## Instructions for the task
Rewrite the material from its first line up to and including the line with "- label: on-demand bitesized videos: [753, 227, 965, 277]", changing "blender buttons" to "blender controls" and leaving everything else as it is.

start

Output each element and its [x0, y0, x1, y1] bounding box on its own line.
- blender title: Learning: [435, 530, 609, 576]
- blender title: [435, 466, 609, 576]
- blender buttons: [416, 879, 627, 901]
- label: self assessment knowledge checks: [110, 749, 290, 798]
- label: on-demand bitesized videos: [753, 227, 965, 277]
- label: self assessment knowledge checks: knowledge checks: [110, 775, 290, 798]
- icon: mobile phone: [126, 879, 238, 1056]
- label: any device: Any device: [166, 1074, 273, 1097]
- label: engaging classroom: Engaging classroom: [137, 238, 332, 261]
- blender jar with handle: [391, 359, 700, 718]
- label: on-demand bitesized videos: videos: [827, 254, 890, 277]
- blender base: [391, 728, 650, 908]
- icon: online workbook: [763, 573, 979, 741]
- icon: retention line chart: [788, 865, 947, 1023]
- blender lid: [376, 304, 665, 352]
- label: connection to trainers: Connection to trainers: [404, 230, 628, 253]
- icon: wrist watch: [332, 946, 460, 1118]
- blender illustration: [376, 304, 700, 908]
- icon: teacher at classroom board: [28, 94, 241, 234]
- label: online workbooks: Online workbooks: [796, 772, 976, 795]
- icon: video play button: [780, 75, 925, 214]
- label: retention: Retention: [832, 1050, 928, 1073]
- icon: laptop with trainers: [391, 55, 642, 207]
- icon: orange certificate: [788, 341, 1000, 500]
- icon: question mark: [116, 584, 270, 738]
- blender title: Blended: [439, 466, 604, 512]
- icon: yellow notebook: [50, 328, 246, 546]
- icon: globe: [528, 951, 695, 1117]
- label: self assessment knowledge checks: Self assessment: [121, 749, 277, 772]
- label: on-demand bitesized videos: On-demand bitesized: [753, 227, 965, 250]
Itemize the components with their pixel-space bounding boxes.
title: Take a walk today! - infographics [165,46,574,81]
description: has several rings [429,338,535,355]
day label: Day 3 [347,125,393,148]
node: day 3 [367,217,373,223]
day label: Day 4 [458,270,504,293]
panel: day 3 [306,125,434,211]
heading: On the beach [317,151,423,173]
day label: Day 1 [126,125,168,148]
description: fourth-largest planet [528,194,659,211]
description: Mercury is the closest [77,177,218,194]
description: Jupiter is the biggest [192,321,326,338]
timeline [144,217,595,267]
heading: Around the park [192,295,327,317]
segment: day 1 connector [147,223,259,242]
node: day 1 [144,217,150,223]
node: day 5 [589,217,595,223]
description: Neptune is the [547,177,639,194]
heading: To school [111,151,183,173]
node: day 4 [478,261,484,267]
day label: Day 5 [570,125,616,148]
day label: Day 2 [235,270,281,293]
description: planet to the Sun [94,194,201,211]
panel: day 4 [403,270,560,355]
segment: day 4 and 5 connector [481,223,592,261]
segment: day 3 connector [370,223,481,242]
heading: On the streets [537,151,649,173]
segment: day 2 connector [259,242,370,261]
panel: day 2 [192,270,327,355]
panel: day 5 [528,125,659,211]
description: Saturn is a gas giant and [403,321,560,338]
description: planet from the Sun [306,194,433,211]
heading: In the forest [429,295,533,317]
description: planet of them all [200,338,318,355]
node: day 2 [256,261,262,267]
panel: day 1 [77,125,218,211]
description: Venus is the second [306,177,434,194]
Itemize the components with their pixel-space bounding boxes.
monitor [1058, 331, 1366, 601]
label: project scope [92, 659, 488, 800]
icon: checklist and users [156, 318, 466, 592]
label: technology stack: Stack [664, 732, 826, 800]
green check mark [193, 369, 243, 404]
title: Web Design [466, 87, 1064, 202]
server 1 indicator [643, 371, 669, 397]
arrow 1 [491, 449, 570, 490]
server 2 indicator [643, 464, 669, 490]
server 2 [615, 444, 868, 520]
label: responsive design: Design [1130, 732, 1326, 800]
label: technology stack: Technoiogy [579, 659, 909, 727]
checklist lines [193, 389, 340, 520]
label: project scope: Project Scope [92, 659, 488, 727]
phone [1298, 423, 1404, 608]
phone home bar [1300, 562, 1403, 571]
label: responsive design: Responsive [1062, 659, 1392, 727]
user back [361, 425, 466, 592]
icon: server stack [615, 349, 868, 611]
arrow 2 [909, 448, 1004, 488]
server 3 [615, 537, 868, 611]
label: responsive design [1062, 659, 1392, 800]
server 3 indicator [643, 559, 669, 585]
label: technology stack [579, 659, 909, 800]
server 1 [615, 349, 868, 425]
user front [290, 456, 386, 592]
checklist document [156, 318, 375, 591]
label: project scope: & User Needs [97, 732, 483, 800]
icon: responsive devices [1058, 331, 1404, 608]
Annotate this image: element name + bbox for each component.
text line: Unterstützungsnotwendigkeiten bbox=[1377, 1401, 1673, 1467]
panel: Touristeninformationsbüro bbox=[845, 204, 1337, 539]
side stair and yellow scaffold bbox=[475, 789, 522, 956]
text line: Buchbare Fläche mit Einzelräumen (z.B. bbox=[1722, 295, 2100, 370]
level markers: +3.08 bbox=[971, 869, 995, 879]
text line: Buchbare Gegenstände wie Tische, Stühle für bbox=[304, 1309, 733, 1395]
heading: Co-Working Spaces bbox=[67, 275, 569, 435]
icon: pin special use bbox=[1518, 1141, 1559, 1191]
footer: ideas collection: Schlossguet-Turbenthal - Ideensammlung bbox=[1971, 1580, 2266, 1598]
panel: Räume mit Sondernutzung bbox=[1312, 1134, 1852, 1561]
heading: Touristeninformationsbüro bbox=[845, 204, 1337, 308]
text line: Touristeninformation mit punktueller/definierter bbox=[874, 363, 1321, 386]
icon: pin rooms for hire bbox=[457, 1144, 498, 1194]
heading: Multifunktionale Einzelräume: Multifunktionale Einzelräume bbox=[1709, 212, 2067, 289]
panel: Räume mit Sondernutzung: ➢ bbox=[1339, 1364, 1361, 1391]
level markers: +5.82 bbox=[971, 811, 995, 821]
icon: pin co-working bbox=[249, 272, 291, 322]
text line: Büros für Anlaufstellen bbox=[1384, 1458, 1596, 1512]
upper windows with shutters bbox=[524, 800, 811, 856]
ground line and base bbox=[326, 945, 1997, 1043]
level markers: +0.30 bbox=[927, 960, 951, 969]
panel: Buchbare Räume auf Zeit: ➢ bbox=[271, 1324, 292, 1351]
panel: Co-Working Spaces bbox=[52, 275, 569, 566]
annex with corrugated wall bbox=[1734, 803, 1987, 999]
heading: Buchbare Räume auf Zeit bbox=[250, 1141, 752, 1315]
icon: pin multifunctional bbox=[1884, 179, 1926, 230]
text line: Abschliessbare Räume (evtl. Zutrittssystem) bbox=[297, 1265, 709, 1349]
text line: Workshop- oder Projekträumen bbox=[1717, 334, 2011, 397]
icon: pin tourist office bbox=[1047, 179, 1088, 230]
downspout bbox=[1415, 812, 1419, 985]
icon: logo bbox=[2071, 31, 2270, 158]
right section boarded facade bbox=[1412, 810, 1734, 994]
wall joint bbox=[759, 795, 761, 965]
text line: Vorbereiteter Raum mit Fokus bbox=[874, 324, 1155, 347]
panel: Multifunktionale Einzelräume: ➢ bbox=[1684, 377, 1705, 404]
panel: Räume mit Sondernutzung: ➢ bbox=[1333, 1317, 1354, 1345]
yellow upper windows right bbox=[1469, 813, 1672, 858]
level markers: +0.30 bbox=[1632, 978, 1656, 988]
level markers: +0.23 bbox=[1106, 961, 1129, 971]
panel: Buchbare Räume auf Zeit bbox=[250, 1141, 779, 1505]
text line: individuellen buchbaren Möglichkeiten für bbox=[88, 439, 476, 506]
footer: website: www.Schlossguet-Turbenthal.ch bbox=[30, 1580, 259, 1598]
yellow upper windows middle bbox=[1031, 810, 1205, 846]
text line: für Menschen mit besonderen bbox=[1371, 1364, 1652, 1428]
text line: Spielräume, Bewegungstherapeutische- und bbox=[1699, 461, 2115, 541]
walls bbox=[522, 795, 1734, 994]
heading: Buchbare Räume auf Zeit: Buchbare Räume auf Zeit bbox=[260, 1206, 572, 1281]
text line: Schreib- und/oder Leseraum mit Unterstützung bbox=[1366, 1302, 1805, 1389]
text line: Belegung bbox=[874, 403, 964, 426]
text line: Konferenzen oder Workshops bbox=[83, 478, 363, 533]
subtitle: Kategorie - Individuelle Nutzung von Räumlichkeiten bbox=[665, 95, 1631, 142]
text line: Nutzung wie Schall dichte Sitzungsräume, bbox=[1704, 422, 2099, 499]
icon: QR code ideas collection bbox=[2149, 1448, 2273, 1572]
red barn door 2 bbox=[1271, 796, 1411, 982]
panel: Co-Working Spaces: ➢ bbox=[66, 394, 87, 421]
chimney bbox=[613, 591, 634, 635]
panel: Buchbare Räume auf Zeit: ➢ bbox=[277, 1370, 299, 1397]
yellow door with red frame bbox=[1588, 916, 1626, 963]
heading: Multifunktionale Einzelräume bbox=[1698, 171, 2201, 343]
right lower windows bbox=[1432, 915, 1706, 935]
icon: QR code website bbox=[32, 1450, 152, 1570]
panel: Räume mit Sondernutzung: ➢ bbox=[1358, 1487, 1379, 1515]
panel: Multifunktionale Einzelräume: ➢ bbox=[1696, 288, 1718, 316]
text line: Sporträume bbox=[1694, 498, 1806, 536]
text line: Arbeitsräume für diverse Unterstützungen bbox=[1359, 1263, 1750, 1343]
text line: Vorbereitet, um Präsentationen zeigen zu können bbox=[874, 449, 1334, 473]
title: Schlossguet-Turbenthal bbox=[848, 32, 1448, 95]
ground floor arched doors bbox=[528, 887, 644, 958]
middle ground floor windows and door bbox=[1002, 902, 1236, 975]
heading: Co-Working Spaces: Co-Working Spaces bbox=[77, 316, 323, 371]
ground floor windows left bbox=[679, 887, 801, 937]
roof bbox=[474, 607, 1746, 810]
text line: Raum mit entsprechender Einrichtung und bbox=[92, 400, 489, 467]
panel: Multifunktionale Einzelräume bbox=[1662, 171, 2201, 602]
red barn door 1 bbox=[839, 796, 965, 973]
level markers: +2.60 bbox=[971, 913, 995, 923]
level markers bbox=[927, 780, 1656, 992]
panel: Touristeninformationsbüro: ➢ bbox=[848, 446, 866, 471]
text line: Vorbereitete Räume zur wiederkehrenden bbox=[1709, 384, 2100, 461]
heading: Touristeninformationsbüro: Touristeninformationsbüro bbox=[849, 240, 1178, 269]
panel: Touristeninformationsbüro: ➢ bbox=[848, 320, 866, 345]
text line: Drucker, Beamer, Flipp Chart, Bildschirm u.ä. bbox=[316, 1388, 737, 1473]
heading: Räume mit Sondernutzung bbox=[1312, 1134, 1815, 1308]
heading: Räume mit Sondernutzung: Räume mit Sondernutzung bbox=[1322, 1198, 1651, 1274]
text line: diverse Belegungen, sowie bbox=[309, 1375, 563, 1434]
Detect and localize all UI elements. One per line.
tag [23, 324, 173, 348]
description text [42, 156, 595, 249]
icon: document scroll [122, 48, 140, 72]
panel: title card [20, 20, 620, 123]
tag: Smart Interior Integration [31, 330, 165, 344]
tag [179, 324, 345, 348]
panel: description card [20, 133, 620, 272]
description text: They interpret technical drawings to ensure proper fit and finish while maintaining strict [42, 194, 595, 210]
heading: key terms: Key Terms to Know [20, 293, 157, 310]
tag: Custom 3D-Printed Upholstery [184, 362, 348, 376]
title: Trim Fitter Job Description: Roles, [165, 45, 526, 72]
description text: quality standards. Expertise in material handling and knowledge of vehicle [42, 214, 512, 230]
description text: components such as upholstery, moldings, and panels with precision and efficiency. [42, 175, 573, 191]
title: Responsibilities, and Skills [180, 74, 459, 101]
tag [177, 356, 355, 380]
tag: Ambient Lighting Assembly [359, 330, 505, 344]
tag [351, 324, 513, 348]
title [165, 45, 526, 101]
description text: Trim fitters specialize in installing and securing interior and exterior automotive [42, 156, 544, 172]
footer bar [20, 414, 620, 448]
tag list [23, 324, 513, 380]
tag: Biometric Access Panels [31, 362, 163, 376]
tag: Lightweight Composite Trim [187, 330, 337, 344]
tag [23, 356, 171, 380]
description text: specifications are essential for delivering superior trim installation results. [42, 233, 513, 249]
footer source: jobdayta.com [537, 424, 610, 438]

end

## Response for this exercise
Output each element and its [x0, y0, x1, y1] bounding box on its own line.
- blender title: Learning: [435, 530, 609, 576]
- blender title: [435, 466, 609, 576]
- blender controls: [416, 879, 627, 901]
- label: self assessment knowledge checks: [110, 749, 290, 798]
- label: on-demand bitesized videos: [753, 227, 965, 277]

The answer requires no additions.